Raw records
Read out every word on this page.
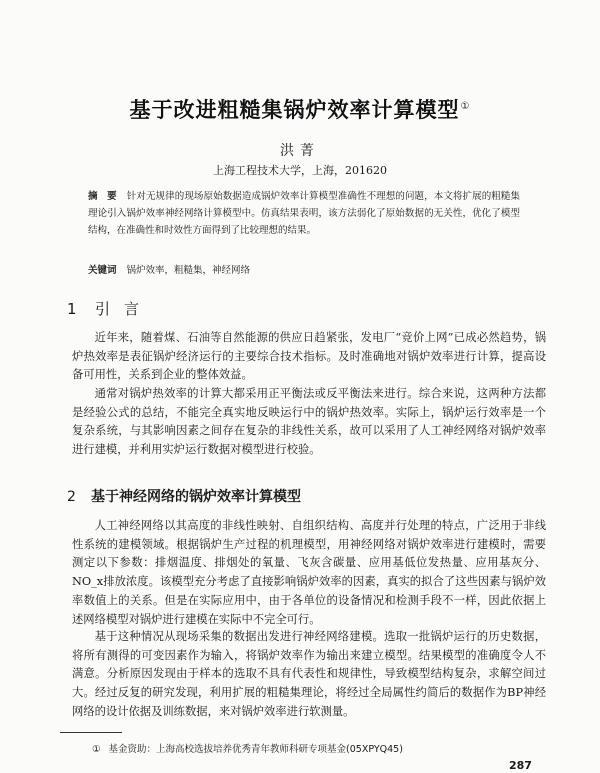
基于改进粗糙集锅炉效率计算模型①
洪菁
上海工程技术大学，上海，201620
摘　要 针对无规律的现场原始数据造成锅炉效率计算模型准确性不理想的问题，本文将扩展的粗糙集理论引入锅炉效率神经网络计算模型中。仿真结果表明，该方法弱化了原始数据的无关性，优化了模型结构，在准确性和时效性方面得到了比较理想的结果。
关键词 锅炉效率，粗糙集，神经网络
1 引言
近年来，随着煤、石油等自然能源的供应日趋紧张，发电厂“竞价上网”已成必然趋势，锅炉热效率是表征锅炉经济运行的主要综合技术指标。及时准确地对锅炉效率进行计算，提高设备可用性，关系到企业的整体效益。
通常对锅炉热效率的计算大都采用正平衡法或反平衡法来进行。综合来说，这两种方法都是经验公式的总结，不能完全真实地反映运行中的锅炉热效率。实际上，锅炉运行效率是一个复杂系统，与其影响因素之间存在复杂的非线性关系，故可以采用了人工神经网络对锅炉效率进行建模，并利用实炉运行数据对模型进行校验。
2 基于神经网络的锅炉效率计算模型
人工神经网络以其高度的非线性映射、自组织结构、高度并行处理的特点，广泛用于非线性系统的建模领域。根据锅炉生产过程的机理模型，用神经网络对锅炉效率进行建模时，需要测定以下参数：排烟温度、排烟处的氧量、飞灰含碳量、应用基低位发热量、应用基灰分、NO_x排放浓度。该模型充分考虑了直接影响锅炉效率的因素，真实的拟合了这些因素与锅炉效率数值上的关系。但是在实际应用中，由于各单位的设备情况和检测手段不一样，因此依据上述网络模型对锅炉进行建模在实际中不完全可行。
基于这种情况从现场采集的数据出发进行神经网络建模。选取一批锅炉运行的历史数据，将所有测得的可变因素作为输入，将锅炉效率作为输出来建立模型。结果模型的准确度令人不满意。分析原因发现由于样本的选取不具有代表性和规律性，导致模型结构复杂，求解空间过大。经过反复的研究发现，利用扩展的粗糙集理论，将经过全局属性约简后的数据作为BP神经网络的设计依据及训练数据，来对锅炉效率进行软测量。
① 基金资助：上海高校选拔培养优秀青年教师科研专项基金(05XPYQ45)
287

Exercise objective
Leave out the pictures, and give all the records again exactly.

Task solution
Read out every word on this page.
基于改进粗糙集锅炉效率计算模型①
洪菁
上海工程技术大学，上海，201620
摘　要 针对无规律的现场原始数据造成锅炉效率计算模型准确性不理想的问题，本文将扩展的粗糙集理论引入锅炉效率神经网络计算模型中。仿真结果表明，该方法弱化了原始数据的无关性，优化了模型结构，在准确性和时效性方面得到了比较理想的结果。
关键词 锅炉效率，粗糙集，神经网络
1 引言
近年来，随着煤、石油等自然能源的供应日趋紧张，发电厂“竞价上网”已成必然趋势，锅炉热效率是表征锅炉经济运行的主要综合技术指标。及时准确地对锅炉效率进行计算，提高设备可用性，关系到企业的整体效益。
通常对锅炉热效率的计算大都采用正平衡法或反平衡法来进行。综合来说，这两种方法都是经验公式的总结，不能完全真实地反映运行中的锅炉热效率。实际上，锅炉运行效率是一个复杂系统，与其影响因素之间存在复杂的非线性关系，故可以采用了人工神经网络对锅炉效率进行建模，并利用实炉运行数据对模型进行校验。
2 基于神经网络的锅炉效率计算模型
人工神经网络以其高度的非线性映射、自组织结构、高度并行处理的特点，广泛用于非线性系统的建模领域。根据锅炉生产过程的机理模型，用神经网络对锅炉效率进行建模时，需要测定以下参数：排烟温度、排烟处的氧量、飞灰含碳量、应用基低位发热量、应用基灰分、NO_x排放浓度。该模型充分考虑了直接影响锅炉效率的因素，真实的拟合了这些因素与锅炉效率数值上的关系。但是在实际应用中，由于各单位的设备情况和检测手段不一样，因此依据上述网络模型对锅炉进行建模在实际中不完全可行。
基于这种情况从现场采集的数据出发进行神经网络建模。选取一批锅炉运行的历史数据，将所有测得的可变因素作为输入，将锅炉效率作为输出来建立模型。结果模型的准确度令人不满意。分析原因发现由于样本的选取不具有代表性和规律性，导致模型结构复杂，求解空间过大。经过反复的研究发现，利用扩展的粗糙集理论，将经过全局属性约简后的数据作为BP神经网络的设计依据及训练数据，来对锅炉效率进行软测量。
① 基金资助：上海高校选拔培养优秀青年教师科研专项基金(05XPYQ45)
287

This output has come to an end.